--- Start THE RECORDS ---

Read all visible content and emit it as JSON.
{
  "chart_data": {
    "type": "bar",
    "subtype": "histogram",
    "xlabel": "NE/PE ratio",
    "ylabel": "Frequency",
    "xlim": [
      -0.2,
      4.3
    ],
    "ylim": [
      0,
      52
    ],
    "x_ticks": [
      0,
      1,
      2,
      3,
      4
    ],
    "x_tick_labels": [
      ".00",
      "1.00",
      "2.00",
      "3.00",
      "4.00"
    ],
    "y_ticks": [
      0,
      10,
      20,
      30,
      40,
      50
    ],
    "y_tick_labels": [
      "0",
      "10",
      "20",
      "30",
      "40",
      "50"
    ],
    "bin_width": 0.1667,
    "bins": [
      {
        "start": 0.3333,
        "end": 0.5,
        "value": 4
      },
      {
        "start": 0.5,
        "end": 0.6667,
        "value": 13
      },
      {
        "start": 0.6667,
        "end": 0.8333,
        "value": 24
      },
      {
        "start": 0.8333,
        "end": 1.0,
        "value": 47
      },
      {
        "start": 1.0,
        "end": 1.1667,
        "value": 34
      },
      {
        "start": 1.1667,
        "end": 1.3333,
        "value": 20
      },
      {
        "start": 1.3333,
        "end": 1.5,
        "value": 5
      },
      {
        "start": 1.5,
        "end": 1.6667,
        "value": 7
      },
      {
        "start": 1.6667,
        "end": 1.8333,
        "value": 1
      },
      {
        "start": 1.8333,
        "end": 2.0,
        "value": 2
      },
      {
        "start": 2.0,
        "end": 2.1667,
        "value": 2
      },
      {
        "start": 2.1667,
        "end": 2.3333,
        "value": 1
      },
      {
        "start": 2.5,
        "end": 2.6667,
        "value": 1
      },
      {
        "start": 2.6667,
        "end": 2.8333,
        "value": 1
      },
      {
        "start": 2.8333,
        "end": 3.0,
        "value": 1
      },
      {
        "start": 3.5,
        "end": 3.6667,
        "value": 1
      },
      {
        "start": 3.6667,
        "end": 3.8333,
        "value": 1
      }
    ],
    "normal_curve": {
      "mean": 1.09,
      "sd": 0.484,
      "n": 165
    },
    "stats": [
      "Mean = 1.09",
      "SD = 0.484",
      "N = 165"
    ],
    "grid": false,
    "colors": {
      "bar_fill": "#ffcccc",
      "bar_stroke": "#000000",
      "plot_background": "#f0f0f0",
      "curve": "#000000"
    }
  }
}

--- End THE RECORDS ---

#### [TASK DESCRIPTION]
Nothing should be left out: repeat all of the data exactly.

#### [TASK RESPONSE]
Read all visible content and emit it as JSON.
{
  "chart_data": {
    "type": "bar",
    "subtype": "histogram",
    "xlabel": "NE/PE ratio",
    "ylabel": "Frequency",
    "xlim": [
      -0.2,
      4.3
    ],
    "ylim": [
      0,
      52
    ],
    "x_ticks": [
      0,
      1,
      2,
      3,
      4
    ],
    "x_tick_labels": [
      ".00",
      "1.00",
      "2.00",
      "3.00",
      "4.00"
    ],
    "y_ticks": [
      0,
      10,
      20,
      30,
      40,
      50
    ],
    "y_tick_labels": [
      "0",
      "10",
      "20",
      "30",
      "40",
      "50"
    ],
    "bin_width": 0.1667,
    "bins": [
      {
        "start": 0.3333,
        "end": 0.5,
        "value": 4
      },
      {
        "start": 0.5,
        "end": 0.6667,
        "value": 13
      },
      {
        "start": 0.6667,
        "end": 0.8333,
        "value": 24
      },
      {
        "start": 0.8333,
        "end": 1.0,
        "value": 47
      },
      {
        "start": 1.0,
        "end": 1.1667,
        "value": 34
      },
      {
        "start": 1.1667,
        "end": 1.3333,
        "value": 20
      },
      {
        "start": 1.3333,
        "end": 1.5,
        "value": 5
      },
      {
        "start": 1.5,
        "end": 1.6667,
        "value": 7
      },
      {
        "start": 1.6667,
        "end": 1.8333,
        "value": 1
      },
      {
        "start": 1.8333,
        "end": 2.0,
        "value": 2
      },
      {
        "start": 2.0,
        "end": 2.1667,
        "value": 2
      },
      {
        "start": 2.1667,
        "end": 2.3333,
        "value": 1
      },
      {
        "start": 2.5,
        "end": 2.6667,
        "value": 1
      },
      {
        "start": 2.6667,
        "end": 2.8333,
        "value": 1
      },
      {
        "start": 2.8333,
        "end": 3.0,
        "value": 1
      },
      {
        "start": 3.5,
        "end": 3.6667,
        "value": 1
      },
      {
        "start": 3.6667,
        "end": 3.8333,
        "value": 1
      }
    ],
    "normal_curve": {
      "mean": 1.09,
      "sd": 0.484,
      "n": 165
    },
    "stats": [
      "Mean = 1.09",
      "SD = 0.484",
      "N = 165"
    ],
    "grid": false,
    "colors": {
      "bar_fill": "#ffcccc",
      "bar_stroke": "#000000",
      "plot_background": "#f0f0f0",
      "curve": "#000000"
    }
  }
}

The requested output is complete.